--- What you are asked to do ---
Show all lines from the data that include the word "Best".

--- Material to process ---
<<<<

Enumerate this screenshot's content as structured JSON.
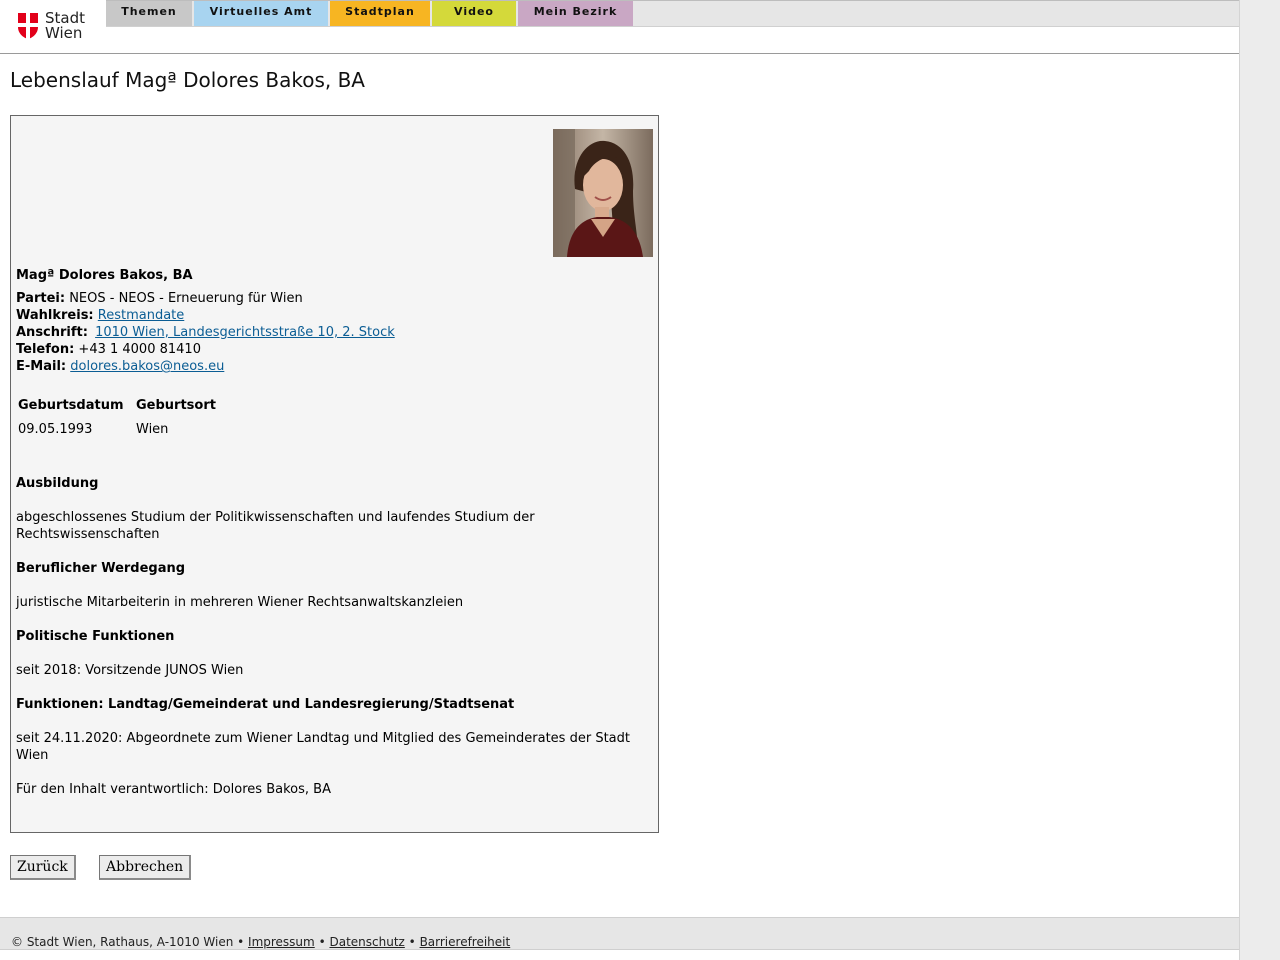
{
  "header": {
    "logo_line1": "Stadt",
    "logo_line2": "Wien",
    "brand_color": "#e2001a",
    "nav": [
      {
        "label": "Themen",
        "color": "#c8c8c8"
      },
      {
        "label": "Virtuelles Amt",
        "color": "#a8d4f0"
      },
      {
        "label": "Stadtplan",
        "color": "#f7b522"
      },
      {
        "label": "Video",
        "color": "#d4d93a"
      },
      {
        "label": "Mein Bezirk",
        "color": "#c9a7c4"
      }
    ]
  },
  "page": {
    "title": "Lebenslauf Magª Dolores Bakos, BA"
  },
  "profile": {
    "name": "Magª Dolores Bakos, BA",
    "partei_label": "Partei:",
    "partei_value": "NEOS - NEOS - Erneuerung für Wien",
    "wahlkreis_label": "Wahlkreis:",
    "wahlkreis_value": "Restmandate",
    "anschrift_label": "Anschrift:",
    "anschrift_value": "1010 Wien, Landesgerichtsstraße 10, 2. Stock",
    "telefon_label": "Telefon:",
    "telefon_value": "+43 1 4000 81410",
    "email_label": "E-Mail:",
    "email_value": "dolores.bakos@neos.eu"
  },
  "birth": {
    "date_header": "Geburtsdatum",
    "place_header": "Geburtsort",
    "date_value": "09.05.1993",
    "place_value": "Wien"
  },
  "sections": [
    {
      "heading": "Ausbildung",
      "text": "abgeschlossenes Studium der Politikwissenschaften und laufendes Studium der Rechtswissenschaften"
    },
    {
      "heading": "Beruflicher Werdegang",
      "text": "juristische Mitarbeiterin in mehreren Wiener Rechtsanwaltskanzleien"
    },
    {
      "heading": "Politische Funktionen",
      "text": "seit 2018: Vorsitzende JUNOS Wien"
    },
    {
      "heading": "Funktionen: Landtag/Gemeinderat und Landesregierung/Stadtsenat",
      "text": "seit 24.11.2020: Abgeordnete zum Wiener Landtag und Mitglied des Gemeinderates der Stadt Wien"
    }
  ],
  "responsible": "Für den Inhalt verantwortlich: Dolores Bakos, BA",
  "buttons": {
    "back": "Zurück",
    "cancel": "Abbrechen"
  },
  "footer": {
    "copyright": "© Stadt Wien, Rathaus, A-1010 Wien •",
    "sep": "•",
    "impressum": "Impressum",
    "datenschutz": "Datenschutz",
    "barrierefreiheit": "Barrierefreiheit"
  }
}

>>>>
<<<<

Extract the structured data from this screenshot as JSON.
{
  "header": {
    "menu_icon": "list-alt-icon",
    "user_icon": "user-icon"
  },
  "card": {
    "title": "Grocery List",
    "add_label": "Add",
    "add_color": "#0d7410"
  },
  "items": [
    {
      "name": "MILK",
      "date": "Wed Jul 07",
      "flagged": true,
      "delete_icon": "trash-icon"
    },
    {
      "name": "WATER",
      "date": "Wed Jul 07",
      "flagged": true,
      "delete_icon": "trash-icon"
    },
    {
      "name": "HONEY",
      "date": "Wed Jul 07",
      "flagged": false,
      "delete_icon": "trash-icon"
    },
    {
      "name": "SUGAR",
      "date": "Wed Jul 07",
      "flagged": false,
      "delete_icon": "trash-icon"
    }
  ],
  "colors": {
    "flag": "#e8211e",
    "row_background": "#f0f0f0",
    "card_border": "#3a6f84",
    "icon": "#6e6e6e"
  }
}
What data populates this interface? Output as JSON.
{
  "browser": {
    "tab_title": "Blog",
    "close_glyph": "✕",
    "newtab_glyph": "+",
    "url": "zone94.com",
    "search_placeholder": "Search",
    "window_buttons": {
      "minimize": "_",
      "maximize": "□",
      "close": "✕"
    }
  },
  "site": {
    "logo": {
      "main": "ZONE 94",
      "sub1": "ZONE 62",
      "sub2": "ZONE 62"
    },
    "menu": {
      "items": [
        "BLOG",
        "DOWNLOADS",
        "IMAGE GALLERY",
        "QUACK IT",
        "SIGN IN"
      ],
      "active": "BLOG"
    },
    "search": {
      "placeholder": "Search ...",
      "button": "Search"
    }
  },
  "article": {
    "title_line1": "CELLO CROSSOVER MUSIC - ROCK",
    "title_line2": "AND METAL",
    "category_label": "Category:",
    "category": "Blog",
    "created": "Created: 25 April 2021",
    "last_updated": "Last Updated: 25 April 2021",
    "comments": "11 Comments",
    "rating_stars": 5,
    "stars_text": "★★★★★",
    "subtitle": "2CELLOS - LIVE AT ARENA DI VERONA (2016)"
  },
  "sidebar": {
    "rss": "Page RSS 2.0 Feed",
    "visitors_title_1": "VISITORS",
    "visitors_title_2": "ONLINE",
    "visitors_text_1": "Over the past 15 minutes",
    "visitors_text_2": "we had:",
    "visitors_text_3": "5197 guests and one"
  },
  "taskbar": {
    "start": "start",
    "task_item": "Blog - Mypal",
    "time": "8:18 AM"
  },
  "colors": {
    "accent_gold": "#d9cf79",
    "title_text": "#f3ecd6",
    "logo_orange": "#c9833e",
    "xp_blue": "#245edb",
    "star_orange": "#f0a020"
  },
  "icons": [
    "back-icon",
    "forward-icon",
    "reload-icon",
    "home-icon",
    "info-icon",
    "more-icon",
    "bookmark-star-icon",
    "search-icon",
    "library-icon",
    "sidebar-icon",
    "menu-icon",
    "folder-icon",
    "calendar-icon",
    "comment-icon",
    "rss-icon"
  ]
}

>>>>
<<<<

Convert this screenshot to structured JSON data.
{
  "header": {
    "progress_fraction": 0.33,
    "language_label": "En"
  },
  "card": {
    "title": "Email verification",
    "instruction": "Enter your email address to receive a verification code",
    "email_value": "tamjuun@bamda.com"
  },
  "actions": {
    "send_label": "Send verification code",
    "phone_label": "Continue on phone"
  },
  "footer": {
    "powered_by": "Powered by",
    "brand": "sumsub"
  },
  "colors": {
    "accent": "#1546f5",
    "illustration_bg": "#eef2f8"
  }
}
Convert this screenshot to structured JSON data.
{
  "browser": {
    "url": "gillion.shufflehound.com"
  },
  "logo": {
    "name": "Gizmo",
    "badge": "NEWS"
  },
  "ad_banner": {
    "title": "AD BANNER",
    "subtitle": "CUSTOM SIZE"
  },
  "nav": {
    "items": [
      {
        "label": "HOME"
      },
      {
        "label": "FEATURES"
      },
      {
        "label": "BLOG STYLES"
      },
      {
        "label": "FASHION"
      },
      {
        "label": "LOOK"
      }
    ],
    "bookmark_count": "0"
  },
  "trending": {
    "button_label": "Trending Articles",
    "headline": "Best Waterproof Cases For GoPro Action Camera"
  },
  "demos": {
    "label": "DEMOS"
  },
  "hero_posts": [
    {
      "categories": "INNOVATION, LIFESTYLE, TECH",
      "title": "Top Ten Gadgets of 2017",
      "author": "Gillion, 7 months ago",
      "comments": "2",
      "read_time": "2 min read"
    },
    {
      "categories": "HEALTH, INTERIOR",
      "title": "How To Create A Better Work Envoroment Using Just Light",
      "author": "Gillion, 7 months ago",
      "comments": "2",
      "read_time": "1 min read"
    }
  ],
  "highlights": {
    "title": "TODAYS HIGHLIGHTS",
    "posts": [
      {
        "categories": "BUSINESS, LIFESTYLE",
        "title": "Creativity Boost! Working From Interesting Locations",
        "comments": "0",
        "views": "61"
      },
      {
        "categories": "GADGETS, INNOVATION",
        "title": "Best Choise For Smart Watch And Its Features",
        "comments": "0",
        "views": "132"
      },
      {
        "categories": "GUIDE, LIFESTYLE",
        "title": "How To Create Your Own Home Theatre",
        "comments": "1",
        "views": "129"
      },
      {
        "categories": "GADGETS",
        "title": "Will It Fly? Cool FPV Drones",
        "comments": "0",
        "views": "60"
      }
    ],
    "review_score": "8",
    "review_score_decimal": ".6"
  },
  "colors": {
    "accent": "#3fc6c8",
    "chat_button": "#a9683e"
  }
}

>>>>

--- Exercise solution ---
    "headline": "Best Waterproof Cases For GoPro Action Camera"
        "title": "Best Choise For Smart Watch And Its Features",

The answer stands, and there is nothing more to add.